══ Extracted information
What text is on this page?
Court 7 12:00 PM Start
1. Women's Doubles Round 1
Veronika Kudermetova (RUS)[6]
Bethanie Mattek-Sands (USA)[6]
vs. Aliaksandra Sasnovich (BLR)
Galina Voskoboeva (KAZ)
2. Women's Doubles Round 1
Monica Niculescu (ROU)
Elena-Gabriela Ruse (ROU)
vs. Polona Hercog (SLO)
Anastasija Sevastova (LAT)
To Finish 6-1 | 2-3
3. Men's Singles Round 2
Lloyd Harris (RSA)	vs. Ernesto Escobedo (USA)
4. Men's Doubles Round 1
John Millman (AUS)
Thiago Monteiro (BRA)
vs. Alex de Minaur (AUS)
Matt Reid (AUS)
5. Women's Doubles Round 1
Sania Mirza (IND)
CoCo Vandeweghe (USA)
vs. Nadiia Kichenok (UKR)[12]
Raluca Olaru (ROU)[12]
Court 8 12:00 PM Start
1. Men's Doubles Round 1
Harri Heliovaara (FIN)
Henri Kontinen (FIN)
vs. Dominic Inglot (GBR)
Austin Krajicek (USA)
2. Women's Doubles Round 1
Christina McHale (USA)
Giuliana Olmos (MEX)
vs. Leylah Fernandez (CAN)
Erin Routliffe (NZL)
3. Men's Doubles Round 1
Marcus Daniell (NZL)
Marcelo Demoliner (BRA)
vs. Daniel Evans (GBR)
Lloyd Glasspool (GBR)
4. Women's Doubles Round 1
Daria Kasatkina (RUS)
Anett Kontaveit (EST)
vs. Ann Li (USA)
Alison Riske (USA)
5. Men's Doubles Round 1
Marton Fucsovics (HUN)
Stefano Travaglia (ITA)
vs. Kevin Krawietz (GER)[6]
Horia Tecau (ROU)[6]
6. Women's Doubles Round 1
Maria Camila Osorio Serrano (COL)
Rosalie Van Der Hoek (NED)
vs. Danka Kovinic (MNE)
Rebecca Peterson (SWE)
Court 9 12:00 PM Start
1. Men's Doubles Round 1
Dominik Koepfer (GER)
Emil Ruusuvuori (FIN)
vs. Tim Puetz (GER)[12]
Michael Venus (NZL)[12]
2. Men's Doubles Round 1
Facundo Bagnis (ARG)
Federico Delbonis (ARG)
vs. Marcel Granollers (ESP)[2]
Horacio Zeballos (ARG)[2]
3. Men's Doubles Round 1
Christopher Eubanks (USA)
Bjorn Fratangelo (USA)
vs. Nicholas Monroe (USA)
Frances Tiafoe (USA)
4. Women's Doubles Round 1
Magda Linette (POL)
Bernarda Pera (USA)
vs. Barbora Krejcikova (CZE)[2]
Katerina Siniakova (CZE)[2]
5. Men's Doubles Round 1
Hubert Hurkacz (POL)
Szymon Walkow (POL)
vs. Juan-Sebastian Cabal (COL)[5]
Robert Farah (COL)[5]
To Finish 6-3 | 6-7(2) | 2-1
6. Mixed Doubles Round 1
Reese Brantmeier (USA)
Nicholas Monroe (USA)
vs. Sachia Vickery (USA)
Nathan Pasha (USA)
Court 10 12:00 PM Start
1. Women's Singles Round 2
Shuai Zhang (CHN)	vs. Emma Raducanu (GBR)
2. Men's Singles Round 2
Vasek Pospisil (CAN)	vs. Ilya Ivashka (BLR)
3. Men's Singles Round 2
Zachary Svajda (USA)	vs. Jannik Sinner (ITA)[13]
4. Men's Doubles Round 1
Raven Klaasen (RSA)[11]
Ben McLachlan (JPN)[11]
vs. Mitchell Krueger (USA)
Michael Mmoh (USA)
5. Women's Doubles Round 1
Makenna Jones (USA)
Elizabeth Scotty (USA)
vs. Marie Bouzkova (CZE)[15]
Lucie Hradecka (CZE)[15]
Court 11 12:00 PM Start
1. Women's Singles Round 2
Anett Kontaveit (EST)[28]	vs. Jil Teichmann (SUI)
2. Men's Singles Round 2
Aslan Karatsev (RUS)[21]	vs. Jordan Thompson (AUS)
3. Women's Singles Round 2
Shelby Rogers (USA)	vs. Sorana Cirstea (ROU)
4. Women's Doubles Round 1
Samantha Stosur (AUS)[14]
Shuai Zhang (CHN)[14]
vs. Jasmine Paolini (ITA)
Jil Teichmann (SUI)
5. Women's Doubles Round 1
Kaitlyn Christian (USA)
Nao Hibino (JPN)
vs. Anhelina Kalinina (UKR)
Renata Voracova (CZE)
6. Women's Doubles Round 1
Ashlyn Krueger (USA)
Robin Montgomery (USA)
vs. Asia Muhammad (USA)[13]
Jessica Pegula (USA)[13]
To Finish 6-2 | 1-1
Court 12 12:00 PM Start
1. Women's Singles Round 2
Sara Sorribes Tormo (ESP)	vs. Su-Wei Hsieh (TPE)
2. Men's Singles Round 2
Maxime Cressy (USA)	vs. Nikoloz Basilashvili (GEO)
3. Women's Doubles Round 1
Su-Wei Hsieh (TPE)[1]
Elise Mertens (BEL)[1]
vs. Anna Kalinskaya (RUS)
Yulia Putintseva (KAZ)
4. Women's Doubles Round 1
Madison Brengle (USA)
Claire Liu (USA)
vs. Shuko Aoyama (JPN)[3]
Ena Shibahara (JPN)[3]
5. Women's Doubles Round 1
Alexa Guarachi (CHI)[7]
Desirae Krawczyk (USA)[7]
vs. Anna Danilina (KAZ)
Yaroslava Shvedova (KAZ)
════
Goal: Only the number should be given: how many lines of the data contain the word "Zhang"?

Solved exercise: 2